Tahoe’s trash troubles everyone’s problem

Ryan Foster, Kat Walton and Chossy the dog enjoy a hike in the fields of wildflowers at High Camp at Palisades Tahoe. Read more about hiking at High Camp and other activities to enjoy in our feature “Unforgettable high-elevation adventures” in this edition and at YourTahoeGuide.com. | Palisades Tahoe

Tahoe’s trash troubles everyone’s problem
We all saw the mind-blowing images of what amounted to 8,000 lbs. of trash strewn across local beaches from July 4th festivities as it made national news in print, on television and on social media. It was almost impossible to miss the images of our trashed beaches.

Tahoe Guide has covered visitor impacts in our community, particularly trash, for years in an effort to educate our readers, who in turn can make a direct impact on the situation. We’ve seen some horrible trash dumps and litter-strewn beaches and sled hills while researching these stories, but we were gobsmacked by the images from July 5. As Priya Hutner and I discussed the situation, what we wanted to know was if this act of utter disrespect for the community was an isolated incident or was the trash situation getting worse?

**DATASET CONTENT**
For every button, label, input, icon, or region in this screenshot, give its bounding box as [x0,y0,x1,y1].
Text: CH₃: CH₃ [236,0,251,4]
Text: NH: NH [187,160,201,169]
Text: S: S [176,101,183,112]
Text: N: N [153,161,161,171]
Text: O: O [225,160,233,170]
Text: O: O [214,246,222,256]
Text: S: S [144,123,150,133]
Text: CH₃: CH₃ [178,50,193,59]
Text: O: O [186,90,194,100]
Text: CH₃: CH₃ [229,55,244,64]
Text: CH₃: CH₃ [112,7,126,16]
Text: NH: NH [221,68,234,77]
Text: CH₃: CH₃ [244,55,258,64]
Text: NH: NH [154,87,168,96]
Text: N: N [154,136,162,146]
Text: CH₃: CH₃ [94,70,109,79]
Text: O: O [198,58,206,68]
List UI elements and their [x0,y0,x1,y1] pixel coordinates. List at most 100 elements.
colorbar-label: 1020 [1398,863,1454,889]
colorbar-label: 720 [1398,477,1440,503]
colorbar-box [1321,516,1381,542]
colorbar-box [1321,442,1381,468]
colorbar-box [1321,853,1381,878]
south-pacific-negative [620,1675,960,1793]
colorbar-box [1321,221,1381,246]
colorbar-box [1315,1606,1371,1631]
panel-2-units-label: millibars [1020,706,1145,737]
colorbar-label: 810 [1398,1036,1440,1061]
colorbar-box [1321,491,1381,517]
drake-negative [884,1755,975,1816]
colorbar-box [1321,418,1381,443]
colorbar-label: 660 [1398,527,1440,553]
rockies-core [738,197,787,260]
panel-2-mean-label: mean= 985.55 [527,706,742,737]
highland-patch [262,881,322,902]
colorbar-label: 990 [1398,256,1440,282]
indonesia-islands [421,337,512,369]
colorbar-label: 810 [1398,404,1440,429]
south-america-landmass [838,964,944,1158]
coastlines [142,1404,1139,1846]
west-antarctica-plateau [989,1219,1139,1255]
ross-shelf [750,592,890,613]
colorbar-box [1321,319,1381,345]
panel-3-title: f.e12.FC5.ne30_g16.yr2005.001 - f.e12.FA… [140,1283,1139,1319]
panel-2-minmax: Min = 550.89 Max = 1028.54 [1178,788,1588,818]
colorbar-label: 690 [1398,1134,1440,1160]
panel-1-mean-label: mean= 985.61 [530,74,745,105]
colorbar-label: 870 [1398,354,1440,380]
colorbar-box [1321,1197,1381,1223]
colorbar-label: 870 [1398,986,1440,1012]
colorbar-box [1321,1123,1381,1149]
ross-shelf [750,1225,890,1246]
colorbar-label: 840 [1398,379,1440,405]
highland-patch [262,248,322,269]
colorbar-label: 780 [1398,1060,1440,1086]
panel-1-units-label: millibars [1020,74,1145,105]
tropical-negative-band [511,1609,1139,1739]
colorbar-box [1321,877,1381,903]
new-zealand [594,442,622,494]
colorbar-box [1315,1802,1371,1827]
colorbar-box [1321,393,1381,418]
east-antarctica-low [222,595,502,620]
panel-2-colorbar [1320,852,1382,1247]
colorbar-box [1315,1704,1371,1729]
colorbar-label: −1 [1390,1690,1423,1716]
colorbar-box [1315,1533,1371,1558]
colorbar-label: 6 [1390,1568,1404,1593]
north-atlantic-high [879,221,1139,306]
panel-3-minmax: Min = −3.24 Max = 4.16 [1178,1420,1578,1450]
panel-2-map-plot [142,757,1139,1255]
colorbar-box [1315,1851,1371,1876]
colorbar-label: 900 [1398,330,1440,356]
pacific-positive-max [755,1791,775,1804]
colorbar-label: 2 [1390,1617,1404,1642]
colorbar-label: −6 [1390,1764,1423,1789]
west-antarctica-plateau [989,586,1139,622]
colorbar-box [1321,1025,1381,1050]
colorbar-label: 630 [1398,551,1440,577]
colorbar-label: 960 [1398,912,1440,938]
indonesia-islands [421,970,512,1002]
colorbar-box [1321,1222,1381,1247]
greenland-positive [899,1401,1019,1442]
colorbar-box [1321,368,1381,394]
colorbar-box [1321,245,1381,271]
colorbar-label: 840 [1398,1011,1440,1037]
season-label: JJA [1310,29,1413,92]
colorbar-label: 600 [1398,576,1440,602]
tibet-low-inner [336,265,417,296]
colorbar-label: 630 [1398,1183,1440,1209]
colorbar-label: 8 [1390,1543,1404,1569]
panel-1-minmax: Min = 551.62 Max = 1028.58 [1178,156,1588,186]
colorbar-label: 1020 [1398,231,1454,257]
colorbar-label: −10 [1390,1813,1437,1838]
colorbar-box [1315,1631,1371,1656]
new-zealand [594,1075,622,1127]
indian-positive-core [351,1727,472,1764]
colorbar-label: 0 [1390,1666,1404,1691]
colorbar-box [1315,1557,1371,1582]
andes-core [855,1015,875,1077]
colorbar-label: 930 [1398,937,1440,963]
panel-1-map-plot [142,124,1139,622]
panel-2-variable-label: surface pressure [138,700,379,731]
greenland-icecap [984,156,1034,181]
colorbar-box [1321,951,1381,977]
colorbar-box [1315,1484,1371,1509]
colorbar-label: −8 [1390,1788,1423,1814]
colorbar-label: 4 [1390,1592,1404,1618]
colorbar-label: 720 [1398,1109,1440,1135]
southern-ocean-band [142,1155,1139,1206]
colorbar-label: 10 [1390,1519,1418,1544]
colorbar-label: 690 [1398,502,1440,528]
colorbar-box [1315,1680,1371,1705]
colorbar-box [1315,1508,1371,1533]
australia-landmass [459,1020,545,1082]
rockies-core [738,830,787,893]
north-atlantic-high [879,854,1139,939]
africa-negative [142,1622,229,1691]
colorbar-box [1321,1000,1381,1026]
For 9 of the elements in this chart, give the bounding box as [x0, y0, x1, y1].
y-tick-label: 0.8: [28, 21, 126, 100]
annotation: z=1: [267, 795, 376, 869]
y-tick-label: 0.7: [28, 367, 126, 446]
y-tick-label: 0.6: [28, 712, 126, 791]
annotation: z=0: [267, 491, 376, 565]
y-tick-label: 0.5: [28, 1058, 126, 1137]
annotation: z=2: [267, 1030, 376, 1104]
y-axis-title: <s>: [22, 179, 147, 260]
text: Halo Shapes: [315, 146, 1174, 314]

**DIRECTIONS**
**a.** Edit the article on Tahoe's trash from "Ryan Foster, Kat" to "our trashed beaches.", putting "shorelines" in place of "beaches".
**b.** Answer these questions from the article on Tahoe's trash.
(i) How much trash was strewn across local beaches from the July 4th festivities?
(ii) With whom did the writer discuss the situation?
(iii) What is the name of the dog on the hike at High Camp?
The records can be set aside, since no task depends on them.

**TASK SOLUTIONS**
**a.**
Ryan Foster, Kat Walton and Chossy the dog enjoy a hike in the fields of wildflowers at High Camp at Palisades Tahoe. Read more about hiking at High Camp and other activities to enjoy in our feature “Unforgettable high-elevation adventures” in this edition and at YourTahoeGuide.com. | Palisades Tahoe

Tahoe’s trash troubles everyone’s problem
We all saw the mind-blowing images of what amounted to 8,000 lbs. of trash strewn across local shorelines from July 4th festivities as it made national news in print, on television and on social media. It was almost impossible to miss the images of our trashed shorelines.

**b.**
(i) 8,000 lbs.
(ii) Priya Hutner
(iii) Chossy